### What is needed:
Every record here needs to be written out again exactly.

= = = = =

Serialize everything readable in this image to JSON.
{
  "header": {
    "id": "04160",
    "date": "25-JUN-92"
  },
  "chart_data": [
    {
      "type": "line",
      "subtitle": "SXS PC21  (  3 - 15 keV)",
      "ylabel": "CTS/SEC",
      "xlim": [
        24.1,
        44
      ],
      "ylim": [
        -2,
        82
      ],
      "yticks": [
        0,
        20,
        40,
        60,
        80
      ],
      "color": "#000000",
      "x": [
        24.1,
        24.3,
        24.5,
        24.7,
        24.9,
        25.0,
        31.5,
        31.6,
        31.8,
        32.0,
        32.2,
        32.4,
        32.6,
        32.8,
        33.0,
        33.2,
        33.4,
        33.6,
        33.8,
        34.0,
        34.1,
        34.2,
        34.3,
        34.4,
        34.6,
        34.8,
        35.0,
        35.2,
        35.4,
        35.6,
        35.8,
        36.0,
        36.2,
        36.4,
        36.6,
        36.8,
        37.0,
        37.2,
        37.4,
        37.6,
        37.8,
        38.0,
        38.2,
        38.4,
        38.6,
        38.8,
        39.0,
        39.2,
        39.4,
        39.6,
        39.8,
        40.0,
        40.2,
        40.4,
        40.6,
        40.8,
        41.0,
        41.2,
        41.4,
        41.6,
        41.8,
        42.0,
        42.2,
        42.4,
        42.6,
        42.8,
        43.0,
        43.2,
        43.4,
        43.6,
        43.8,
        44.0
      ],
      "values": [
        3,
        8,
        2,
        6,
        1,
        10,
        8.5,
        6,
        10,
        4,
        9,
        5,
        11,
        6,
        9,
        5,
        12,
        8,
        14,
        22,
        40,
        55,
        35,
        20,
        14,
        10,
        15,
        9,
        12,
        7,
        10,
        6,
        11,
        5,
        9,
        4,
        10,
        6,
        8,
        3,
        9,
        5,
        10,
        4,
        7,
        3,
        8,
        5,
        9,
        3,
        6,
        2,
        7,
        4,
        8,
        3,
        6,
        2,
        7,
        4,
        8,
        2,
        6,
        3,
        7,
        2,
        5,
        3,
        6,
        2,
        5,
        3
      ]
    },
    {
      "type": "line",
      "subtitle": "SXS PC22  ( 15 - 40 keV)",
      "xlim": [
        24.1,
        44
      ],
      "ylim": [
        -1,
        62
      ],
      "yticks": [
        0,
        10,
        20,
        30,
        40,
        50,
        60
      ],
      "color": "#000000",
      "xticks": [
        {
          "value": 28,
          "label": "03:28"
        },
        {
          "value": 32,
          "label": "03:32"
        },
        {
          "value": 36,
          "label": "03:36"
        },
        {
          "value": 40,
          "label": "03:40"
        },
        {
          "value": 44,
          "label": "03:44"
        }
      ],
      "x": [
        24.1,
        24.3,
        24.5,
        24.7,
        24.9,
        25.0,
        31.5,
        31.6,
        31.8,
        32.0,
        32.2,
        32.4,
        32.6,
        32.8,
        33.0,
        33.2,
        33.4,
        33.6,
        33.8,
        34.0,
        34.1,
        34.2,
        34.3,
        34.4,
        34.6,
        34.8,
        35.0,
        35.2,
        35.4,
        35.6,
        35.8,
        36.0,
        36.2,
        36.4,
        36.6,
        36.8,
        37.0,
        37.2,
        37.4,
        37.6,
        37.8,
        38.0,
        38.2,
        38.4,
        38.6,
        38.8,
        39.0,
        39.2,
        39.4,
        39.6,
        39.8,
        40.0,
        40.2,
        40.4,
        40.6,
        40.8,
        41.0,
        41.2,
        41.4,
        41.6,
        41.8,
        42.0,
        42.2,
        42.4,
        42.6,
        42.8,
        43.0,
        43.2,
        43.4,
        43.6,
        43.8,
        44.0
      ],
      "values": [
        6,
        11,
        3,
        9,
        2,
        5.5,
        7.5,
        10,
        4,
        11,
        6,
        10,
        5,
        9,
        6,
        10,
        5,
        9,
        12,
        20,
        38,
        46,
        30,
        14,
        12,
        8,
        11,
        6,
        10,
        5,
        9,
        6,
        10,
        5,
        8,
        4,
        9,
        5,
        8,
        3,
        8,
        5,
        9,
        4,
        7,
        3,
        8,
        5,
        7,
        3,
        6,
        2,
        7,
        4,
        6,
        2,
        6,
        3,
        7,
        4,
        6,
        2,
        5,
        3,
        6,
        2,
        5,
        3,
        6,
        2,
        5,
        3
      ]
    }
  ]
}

= = = = =

### Output:
Serialize everything readable in this image to JSON.
{
  "header": {
    "id": "04160",
    "date": "25-JUN-92"
  },
  "chart_data": [
    {
      "type": "line",
      "subtitle": "SXS PC21  (  3 - 15 keV)",
      "ylabel": "CTS/SEC",
      "xlim": [
        24.1,
        44
      ],
      "ylim": [
        -2,
        82
      ],
      "yticks": [
        0,
        20,
        40,
        60,
        80
      ],
      "color": "#000000",
      "x": [
        24.1,
        24.3,
        24.5,
        24.7,
        24.9,
        25.0,
        31.5,
        31.6,
        31.8,
        32.0,
        32.2,
        32.4,
        32.6,
        32.8,
        33.0,
        33.2,
        33.4,
        33.6,
        33.8,
        34.0,
        34.1,
        34.2,
        34.3,
        34.4,
        34.6,
        34.8,
        35.0,
        35.2,
        35.4,
        35.6,
        35.8,
        36.0,
        36.2,
        36.4,
        36.6,
        36.8,
        37.0,
        37.2,
        37.4,
        37.6,
        37.8,
        38.0,
        38.2,
        38.4,
        38.6,
        38.8,
        39.0,
        39.2,
        39.4,
        39.6,
        39.8,
        40.0,
        40.2,
        40.4,
        40.6,
        40.8,
        41.0,
        41.2,
        41.4,
        41.6,
        41.8,
        42.0,
        42.2,
        42.4,
        42.6,
        42.8,
        43.0,
        43.2,
        43.4,
        43.6,
        43.8,
        44.0
      ],
      "values": [
        3,
        8,
        2,
        6,
        1,
        10,
        8.5,
        6,
        10,
        4,
        9,
        5,
        11,
        6,
        9,
        5,
        12,
        8,
        14,
        22,
        40,
        55,
        35,
        20,
        14,
        10,
        15,
        9,
        12,
        7,
        10,
        6,
        11,
        5,
        9,
        4,
        10,
        6,
        8,
        3,
        9,
        5,
        10,
        4,
        7,
        3,
        8,
        5,
        9,
        3,
        6,
        2,
        7,
        4,
        8,
        3,
        6,
        2,
        7,
        4,
        8,
        2,
        6,
        3,
        7,
        2,
        5,
        3,
        6,
        2,
        5,
        3
      ]
    },
    {
      "type": "line",
      "subtitle": "SXS PC22  ( 15 - 40 keV)",
      "xlim": [
        24.1,
        44
      ],
      "ylim": [
        -1,
        62
      ],
      "yticks": [
        0,
        10,
        20,
        30,
        40,
        50,
        60
      ],
      "color": "#000000",
      "xticks": [
        {
          "value": 28,
          "label": "03:28"
        },
        {
          "value": 32,
          "label": "03:32"
        },
        {
          "value": 36,
          "label": "03:36"
        },
        {
          "value": 40,
          "label": "03:40"
        },
        {
          "value": 44,
          "label": "03:44"
        }
      ],
      "x": [
        24.1,
        24.3,
        24.5,
        24.7,
        24.9,
        25.0,
        31.5,
        31.6,
        31.8,
        32.0,
        32.2,
        32.4,
        32.6,
        32.8,
        33.0,
        33.2,
        33.4,
        33.6,
        33.8,
        34.0,
        34.1,
        34.2,
        34.3,
        34.4,
        34.6,
        34.8,
        35.0,
        35.2,
        35.4,
        35.6,
        35.8,
        36.0,
        36.2,
        36.4,
        36.6,
        36.8,
        37.0,
        37.2,
        37.4,
        37.6,
        37.8,
        38.0,
        38.2,
        38.4,
        38.6,
        38.8,
        39.0,
        39.2,
        39.4,
        39.6,
        39.8,
        40.0,
        40.2,
        40.4,
        40.6,
        40.8,
        41.0,
        41.2,
        41.4,
        41.6,
        41.8,
        42.0,
        42.2,
        42.4,
        42.6,
        42.8,
        43.0,
        43.2,
        43.4,
        43.6,
        43.8,
        44.0
      ],
      "values": [
        6,
        11,
        3,
        9,
        2,
        5.5,
        7.5,
        10,
        4,
        11,
        6,
        10,
        5,
        9,
        6,
        10,
        5,
        9,
        12,
        20,
        38,
        46,
        30,
        14,
        12,
        8,
        11,
        6,
        10,
        5,
        9,
        6,
        10,
        5,
        8,
        4,
        9,
        5,
        8,
        3,
        8,
        5,
        9,
        4,
        7,
        3,
        8,
        5,
        7,
        3,
        6,
        2,
        7,
        4,
        6,
        2,
        6,
        3,
        7,
        4,
        6,
        2,
        5,
        3,
        6,
        2,
        5,
        3,
        6,
        2,
        5,
        3
      ]
    }
  ]
}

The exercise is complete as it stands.